→ Ausgewählter Abschnitt

▶

Eingliederung in HJ unerwünscht!
Das Presbyterium der evangelischen Kirchegemeinde Essen-Altstadt richtet am 2. Januar 1934 hinsichtlich der beabsichtigten Eingliederung der evangelischen Jugend in die HJ folgende Schreiben an das Reichsinnenministerium und den Reichsbischof:
I. An das Reichsinnenministerium in Berlin:
Der durch den Herrn Reichsbischof mit dem Herrn Reichsjugendführer abgeschlossene Eingliederungsvertrag ist auf dem Boden unserer Gemeinde Essen-Altstadt undurchführbar und würde praktisch einer Auflösung der evangelischen Jugendarbeit für das Alter von 10-18 Jahren gleichkommen. Erbitten erneut Verhandlungen mit dem Reichsführerrat des evangelischen Jugendwerkes auf Grund der von diesem gemachten Vorschläge, die eine durchführbare Einigung der gesamten deutschen Jugend nach staatlichen und kirchlichen Notwendigkeiten erstreben.

◀

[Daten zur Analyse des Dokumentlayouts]
▶

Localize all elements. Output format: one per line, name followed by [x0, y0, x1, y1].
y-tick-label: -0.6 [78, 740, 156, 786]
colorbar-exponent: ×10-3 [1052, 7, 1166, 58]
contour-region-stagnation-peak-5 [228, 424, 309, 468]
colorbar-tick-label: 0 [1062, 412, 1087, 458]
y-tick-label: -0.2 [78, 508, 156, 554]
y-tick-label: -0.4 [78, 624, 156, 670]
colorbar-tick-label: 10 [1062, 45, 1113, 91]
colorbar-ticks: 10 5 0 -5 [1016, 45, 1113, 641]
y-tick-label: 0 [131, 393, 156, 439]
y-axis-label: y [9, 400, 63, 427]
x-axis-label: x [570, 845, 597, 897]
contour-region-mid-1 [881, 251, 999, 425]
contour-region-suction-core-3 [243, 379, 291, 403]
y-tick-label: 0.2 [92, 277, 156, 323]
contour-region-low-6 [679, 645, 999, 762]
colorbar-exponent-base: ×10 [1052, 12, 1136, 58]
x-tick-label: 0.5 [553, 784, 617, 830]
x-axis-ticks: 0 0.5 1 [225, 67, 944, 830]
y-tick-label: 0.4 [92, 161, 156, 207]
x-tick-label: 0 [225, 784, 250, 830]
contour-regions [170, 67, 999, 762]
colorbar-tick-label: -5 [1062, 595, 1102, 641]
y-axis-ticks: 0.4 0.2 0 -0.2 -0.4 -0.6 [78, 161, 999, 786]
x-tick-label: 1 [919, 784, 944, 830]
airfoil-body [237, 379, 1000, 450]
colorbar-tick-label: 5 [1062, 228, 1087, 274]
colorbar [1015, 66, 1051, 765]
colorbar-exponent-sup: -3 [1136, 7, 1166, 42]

◀

→ Aufgabendetails
Gib den Abschnitt über die Eingliederung der evangelischen Jugend in die HJ vollständig und Wort für Wort wieder.

→ Antwort unten
Eingliederung in HJ unerwünscht!
Das Presbyterium der evangelischen Kirchegemeinde Essen-Altstadt richtet am 2. Januar 1934 hinsichtlich der beabsichtigten Eingliederung der evangelischen Jugend in die HJ folgende Schreiben an das Reichsinnenministerium und den Reichsbischof:
I. An das Reichsinnenministerium in Berlin:
Der durch den Herrn Reichsbischof mit dem Herrn Reichsjugendführer abgeschlossene Eingliederungsvertrag ist auf dem Boden unserer Gemeinde Essen-Altstadt undurchführbar und würde praktisch einer Auflösung der evangelischen Jugendarbeit für das Alter von 10-18 Jahren gleichkommen. Erbitten erneut Verhandlungen mit dem Reichsführerrat des evangelischen Jugendwerkes auf Grund der von diesem gemachten Vorschläge, die eine durchführbare Einigung der gesamten deutschen Jugend nach staatlichen und kirchlichen Notwendigkeiten erstreben.